----- DATA LINES -----
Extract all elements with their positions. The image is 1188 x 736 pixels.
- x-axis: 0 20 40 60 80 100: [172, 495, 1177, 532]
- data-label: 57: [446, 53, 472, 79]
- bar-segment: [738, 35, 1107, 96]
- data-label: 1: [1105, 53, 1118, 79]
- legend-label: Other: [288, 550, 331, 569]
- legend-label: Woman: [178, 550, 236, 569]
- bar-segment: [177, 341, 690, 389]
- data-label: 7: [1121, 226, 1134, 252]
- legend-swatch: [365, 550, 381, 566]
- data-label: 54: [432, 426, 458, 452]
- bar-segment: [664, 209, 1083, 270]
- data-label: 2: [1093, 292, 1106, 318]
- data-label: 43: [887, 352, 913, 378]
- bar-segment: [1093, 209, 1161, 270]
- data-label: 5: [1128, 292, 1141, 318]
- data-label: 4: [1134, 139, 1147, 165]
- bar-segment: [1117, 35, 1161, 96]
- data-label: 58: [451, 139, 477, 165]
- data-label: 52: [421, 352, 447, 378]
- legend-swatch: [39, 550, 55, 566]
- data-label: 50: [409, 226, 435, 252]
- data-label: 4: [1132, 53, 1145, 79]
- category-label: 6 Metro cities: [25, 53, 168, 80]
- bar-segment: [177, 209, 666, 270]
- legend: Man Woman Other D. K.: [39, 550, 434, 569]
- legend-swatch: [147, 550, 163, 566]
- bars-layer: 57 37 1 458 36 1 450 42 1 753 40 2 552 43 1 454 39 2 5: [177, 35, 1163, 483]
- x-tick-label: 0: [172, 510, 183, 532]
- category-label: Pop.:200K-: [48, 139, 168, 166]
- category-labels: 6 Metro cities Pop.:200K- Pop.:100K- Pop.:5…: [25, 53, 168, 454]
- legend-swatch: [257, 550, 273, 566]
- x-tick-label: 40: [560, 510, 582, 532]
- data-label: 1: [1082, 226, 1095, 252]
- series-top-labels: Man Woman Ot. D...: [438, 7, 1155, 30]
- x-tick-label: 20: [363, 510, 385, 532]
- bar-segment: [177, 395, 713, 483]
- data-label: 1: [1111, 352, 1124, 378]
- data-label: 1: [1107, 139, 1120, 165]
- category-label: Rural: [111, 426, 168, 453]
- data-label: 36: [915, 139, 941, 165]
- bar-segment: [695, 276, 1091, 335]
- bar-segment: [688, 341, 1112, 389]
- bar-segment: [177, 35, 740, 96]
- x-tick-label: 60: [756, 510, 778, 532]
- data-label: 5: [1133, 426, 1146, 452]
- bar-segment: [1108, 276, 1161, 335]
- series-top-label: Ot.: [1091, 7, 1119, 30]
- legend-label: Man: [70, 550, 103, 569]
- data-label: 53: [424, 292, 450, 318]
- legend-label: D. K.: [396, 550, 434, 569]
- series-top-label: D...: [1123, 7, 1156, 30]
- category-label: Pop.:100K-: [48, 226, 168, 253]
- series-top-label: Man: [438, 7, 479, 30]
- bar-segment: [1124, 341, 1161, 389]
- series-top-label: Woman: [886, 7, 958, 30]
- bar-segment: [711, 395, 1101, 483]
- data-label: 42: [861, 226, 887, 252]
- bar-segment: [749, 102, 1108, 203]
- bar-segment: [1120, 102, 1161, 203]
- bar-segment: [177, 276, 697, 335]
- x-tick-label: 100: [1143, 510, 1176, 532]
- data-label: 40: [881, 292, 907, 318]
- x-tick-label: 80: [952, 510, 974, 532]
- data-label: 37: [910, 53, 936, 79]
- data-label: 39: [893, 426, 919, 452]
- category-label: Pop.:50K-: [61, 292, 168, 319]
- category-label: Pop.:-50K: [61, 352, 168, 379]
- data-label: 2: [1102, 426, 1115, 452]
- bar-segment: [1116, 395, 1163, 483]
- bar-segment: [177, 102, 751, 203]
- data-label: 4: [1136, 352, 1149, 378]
-----
▶ TASK TO COMPLETE: Copy every line of the entries above without changing anything.

▶ ANSWER FOR THIS EXERCISE:
Extract all elements with their positions. The image is 1188 x 736 pixels.
- x-axis: 0 20 40 60 80 100: [172, 495, 1177, 532]
- data-label: 57: [446, 53, 472, 79]
- bar-segment: [738, 35, 1107, 96]
- data-label: 1: [1105, 53, 1118, 79]
- legend-label: Other: [288, 550, 331, 569]
- legend-label: Woman: [178, 550, 236, 569]
- bar-segment: [177, 341, 690, 389]
- data-label: 7: [1121, 226, 1134, 252]
- legend-swatch: [365, 550, 381, 566]
- data-label: 54: [432, 426, 458, 452]
- bar-segment: [664, 209, 1083, 270]
- data-label: 2: [1093, 292, 1106, 318]
- data-label: 43: [887, 352, 913, 378]
- bar-segment: [1093, 209, 1161, 270]
- data-label: 5: [1128, 292, 1141, 318]
- data-label: 4: [1134, 139, 1147, 165]
- bar-segment: [1117, 35, 1161, 96]
- data-label: 58: [451, 139, 477, 165]
- data-label: 52: [421, 352, 447, 378]
- legend-swatch: [39, 550, 55, 566]
- data-label: 50: [409, 226, 435, 252]
- data-label: 4: [1132, 53, 1145, 79]
- category-label: 6 Metro cities: [25, 53, 168, 80]
- bar-segment: [177, 209, 666, 270]
- legend: Man Woman Other D. K.: [39, 550, 434, 569]
- legend-swatch: [147, 550, 163, 566]
- bars-layer: 57 37 1 458 36 1 450 42 1 753 40 2 552 43 1 454 39 2 5: [177, 35, 1163, 483]
- x-tick-label: 0: [172, 510, 183, 532]
- category-label: Pop.:200K-: [48, 139, 168, 166]
- category-labels: 6 Metro cities Pop.:200K- Pop.:100K- Pop.:5…: [25, 53, 168, 454]
- legend-swatch: [257, 550, 273, 566]
- x-tick-label: 40: [560, 510, 582, 532]
- data-label: 1: [1082, 226, 1095, 252]
- series-top-labels: Man Woman Ot. D...: [438, 7, 1155, 30]
- x-tick-label: 20: [363, 510, 385, 532]
- bar-segment: [177, 395, 713, 483]
- data-label: 1: [1111, 352, 1124, 378]
- data-label: 1: [1107, 139, 1120, 165]
- category-label: Rural: [111, 426, 168, 453]
- data-label: 36: [915, 139, 941, 165]
- bar-segment: [695, 276, 1091, 335]
- bar-segment: [688, 341, 1112, 389]
- bar-segment: [177, 35, 740, 96]
- x-tick-label: 60: [756, 510, 778, 532]
- data-label: 5: [1133, 426, 1146, 452]
- bar-segment: [1108, 276, 1161, 335]
- series-top-label: Ot.: [1091, 7, 1119, 30]
- legend-label: Man: [70, 550, 103, 569]
- data-label: 53: [424, 292, 450, 318]
- legend-label: D. K.: [396, 550, 434, 569]
- series-top-label: D...: [1123, 7, 1156, 30]
- category-label: Pop.:100K-: [48, 226, 168, 253]
- series-top-label: Man: [438, 7, 479, 30]
- bar-segment: [1124, 341, 1161, 389]
- series-top-label: Woman: [886, 7, 958, 30]
- bar-segment: [711, 395, 1101, 483]
- data-label: 42: [861, 226, 887, 252]
- bar-segment: [749, 102, 1108, 203]
- bar-segment: [1120, 102, 1161, 203]
- bar-segment: [177, 276, 697, 335]
- x-tick-label: 100: [1143, 510, 1176, 532]
- data-label: 40: [881, 292, 907, 318]
- x-tick-label: 80: [952, 510, 974, 532]
- data-label: 37: [910, 53, 936, 79]
- data-label: 39: [893, 426, 919, 452]
- category-label: Pop.:50K-: [61, 292, 168, 319]
- category-label: Pop.:-50K: [61, 352, 168, 379]
- data-label: 2: [1102, 426, 1115, 452]
- bar-segment: [1116, 395, 1163, 483]
- bar-segment: [177, 102, 751, 203]
- data-label: 4: [1136, 352, 1149, 378]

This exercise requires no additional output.